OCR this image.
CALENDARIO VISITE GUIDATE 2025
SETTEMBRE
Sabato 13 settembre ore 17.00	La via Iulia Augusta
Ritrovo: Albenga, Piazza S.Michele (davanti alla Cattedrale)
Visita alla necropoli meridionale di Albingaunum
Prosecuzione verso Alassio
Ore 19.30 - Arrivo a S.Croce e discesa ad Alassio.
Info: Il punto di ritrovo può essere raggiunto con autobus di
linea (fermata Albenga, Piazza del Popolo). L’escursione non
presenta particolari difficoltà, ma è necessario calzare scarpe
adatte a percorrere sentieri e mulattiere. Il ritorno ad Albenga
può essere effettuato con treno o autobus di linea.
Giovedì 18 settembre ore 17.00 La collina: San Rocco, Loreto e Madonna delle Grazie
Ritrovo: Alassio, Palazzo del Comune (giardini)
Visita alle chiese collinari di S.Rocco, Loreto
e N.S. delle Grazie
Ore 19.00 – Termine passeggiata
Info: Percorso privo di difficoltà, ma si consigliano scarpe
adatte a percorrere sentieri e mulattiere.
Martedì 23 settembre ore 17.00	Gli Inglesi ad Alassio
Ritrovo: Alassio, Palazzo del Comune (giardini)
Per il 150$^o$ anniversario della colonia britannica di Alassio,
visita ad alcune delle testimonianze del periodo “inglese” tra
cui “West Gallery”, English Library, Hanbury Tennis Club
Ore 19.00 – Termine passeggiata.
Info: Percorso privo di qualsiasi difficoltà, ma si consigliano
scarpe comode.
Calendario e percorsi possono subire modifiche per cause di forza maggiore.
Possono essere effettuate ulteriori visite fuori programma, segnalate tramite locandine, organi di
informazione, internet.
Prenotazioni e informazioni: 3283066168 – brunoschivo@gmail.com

□ □ □ □ □ □ □

### Requirements
Exact output of every entry is required.

### Output of the task
OCR this image.
CALENDARIO VISITE GUIDATE 2025
SETTEMBRE
Sabato 13 settembre ore 17.00	La via Iulia Augusta
Ritrovo: Albenga, Piazza S.Michele (davanti alla Cattedrale)
Visita alla necropoli meridionale di Albingaunum
Prosecuzione verso Alassio
Ore 19.30 - Arrivo a S.Croce e discesa ad Alassio.
Info: Il punto di ritrovo può essere raggiunto con autobus di
linea (fermata Albenga, Piazza del Popolo). L’escursione non
presenta particolari difficoltà, ma è necessario calzare scarpe
adatte a percorrere sentieri e mulattiere. Il ritorno ad Albenga
può essere effettuato con treno o autobus di linea.
Giovedì 18 settembre ore 17.00 La collina: San Rocco, Loreto e Madonna delle Grazie
Ritrovo: Alassio, Palazzo del Comune (giardini)
Visita alle chiese collinari di S.Rocco, Loreto
e N.S. delle Grazie
Ore 19.00 – Termine passeggiata
Info: Percorso privo di difficoltà, ma si consigliano scarpe
adatte a percorrere sentieri e mulattiere.
Martedì 23 settembre ore 17.00	Gli Inglesi ad Alassio
Ritrovo: Alassio, Palazzo del Comune (giardini)
Per il 150$^o$ anniversario della colonia britannica di Alassio,
visita ad alcune delle testimonianze del periodo “inglese” tra
cui “West Gallery”, English Library, Hanbury Tennis Club
Ore 19.00 – Termine passeggiata.
Info: Percorso privo di qualsiasi difficoltà, ma si consigliano
scarpe comode.
Calendario e percorsi possono subire modifiche per cause di forza maggiore.
Possono essere effettuate ulteriori visite fuori programma, segnalate tramite locandine, organi di
informazione, internet.
Prenotazioni e informazioni: 3283066168 – brunoschivo@gmail.com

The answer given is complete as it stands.